### FRAGMENTO SELECCIONADO
------------------------

Cine para crecer espiritualmente
McGraw conoce este campo, pero no es meramente una esteta. Nada más alejado de la realidad. Las películas incluidas en su guía de estudios tienen todas que ver con construir una verdadera conciencia social, y las ha puesto también en iglesias y en cárceles juveniles.

¿Cómo vamos a tener hombres buenos si a los chicos se les enseña que su sexo es tóxico? Hagamos que vean Raíces profundas (George Stevens, 1953) o El hombre que mató a Liberty Valance (John Ford, 1962), y que aprendan que la masculinidad implica, a veces, renunciar a lo que más se ama para hacer lo que es justo, independientemente de las consecuencias.
¿Cómo vamos a tener mujeres buenas si a las chicas se les enseña que su sexo no puede hacer nada mal, salvo comportarse de una manera femenina y ser de verdad atractiva para un hombre bueno? Hagamos que vean qué es un cortejo en Sucedió una noche (Frank Capra, 1934) o El bazar de las sorpresas (Ernst Lubitsch, 1940)

------------------------

### DATOS PROPORCIONADOS
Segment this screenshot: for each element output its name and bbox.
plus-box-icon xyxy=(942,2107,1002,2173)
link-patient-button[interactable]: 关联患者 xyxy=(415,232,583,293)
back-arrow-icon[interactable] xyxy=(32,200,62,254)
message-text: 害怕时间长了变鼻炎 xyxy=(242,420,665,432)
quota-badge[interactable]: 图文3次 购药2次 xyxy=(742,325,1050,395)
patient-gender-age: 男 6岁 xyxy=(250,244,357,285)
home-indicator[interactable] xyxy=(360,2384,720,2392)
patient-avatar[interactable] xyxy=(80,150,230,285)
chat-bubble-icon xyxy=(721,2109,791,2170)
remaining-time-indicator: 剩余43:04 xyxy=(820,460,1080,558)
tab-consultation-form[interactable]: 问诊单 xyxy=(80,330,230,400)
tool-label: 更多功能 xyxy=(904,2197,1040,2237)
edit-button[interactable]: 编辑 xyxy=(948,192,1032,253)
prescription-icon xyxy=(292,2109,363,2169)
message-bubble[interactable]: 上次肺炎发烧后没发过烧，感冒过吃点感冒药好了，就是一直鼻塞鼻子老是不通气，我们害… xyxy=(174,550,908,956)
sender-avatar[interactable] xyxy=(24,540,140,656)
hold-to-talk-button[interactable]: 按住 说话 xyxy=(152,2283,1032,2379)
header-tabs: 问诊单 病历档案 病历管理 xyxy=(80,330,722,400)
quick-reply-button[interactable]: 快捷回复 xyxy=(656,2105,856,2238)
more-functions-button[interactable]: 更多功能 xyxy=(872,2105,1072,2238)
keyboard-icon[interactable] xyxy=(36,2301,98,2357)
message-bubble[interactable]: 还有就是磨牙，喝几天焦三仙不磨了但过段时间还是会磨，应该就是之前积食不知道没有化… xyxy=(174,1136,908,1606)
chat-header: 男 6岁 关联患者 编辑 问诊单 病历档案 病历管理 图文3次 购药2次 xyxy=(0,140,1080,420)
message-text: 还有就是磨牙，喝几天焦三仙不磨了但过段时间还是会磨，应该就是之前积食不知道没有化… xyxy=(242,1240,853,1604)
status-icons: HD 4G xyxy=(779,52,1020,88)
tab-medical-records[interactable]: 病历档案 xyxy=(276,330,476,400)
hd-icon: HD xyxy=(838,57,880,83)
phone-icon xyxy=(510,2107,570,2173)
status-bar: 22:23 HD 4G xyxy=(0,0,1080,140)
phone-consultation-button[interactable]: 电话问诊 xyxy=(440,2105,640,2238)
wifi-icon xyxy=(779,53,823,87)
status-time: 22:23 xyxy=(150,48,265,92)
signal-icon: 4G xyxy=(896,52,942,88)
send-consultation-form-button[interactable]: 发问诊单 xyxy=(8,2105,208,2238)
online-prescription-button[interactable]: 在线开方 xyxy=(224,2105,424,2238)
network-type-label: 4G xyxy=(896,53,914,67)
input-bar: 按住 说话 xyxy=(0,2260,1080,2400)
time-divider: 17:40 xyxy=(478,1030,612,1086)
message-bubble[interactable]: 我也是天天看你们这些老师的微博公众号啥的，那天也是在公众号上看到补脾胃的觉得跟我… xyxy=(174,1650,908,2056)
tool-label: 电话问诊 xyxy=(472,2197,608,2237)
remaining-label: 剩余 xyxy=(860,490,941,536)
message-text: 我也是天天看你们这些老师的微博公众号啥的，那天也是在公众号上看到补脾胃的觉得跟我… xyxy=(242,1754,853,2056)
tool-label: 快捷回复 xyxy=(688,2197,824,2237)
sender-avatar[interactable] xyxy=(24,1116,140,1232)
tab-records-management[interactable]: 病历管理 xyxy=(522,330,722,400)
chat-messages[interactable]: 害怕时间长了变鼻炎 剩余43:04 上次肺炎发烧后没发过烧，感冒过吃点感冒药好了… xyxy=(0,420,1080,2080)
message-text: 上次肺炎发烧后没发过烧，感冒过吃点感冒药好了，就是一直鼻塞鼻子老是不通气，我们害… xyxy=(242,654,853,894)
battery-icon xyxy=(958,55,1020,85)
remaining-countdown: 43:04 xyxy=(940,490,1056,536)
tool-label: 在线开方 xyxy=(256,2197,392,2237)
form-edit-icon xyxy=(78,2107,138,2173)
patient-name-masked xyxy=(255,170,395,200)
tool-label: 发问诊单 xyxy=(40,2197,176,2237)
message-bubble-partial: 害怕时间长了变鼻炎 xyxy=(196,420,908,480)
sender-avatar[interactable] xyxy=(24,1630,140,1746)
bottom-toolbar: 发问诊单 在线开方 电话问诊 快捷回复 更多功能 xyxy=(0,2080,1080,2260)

------------------------

### TAREA 1
En el fragmento sobre cine y crecimiento espiritual, ¿en qué lugares ha puesto McGraw las películas de su guía de estudios?
### TAREA 2
Escribe la siguiente parte del fragmento sobre cine y crecimiento espiritual a partir de su última línea.
El listado procede de una fuente distinta.

### RESULTADO 1
En iglesias y en cárceles juveniles.

### RESULTADO 2
¿Qué sucede en toda una ciudad cuando sus habitantes se niegan a reconocer el mal que han hecho y viven en una mentira? Para ello, basta ver Conspiración de silencio (John Sturges, 1955). ¿Qué sucede cuando un hombre, por amor a una mujer buena, comprende por fin que la verdad y la bondad son más importantes que la comodidad, e incluso más que los antiguos vínculos de lealtad? Basta ver a Marlon Brando recorriendo su propia Via Dolorosa en la escena final de La ley del silencio (Elia Kazan, 1954).
El buen efecto del Código Hays
Sin embargo, recientemente me he dado cuenta de que la edad de oro de Hollywood fue justamente eso: un periodo de unos treinta años en los que las condiciones culturales y sociales están alineadas del modo correcto para que se pudieran hacer una gran cantidad de grandes y buenas películas.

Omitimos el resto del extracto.